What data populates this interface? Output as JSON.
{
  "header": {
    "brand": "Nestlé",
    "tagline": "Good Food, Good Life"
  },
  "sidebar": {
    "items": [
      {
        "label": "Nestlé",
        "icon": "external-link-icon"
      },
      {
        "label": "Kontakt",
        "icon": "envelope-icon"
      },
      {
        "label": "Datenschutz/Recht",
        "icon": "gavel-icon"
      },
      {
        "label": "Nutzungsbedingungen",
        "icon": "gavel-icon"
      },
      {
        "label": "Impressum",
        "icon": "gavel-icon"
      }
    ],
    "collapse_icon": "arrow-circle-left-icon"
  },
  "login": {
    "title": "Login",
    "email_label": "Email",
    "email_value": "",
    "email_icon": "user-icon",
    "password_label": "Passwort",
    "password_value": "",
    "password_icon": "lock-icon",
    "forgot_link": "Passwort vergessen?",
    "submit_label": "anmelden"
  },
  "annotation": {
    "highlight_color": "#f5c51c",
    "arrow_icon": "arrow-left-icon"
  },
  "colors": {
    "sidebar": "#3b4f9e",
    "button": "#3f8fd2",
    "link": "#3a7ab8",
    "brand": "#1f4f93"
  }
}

→ STATED PROBLEM: Give every line of the material that includes the string "Passwort".

→ SOLUTION:
    "password_label": "Passwort",
    "forgot_link": "Passwort vergessen?",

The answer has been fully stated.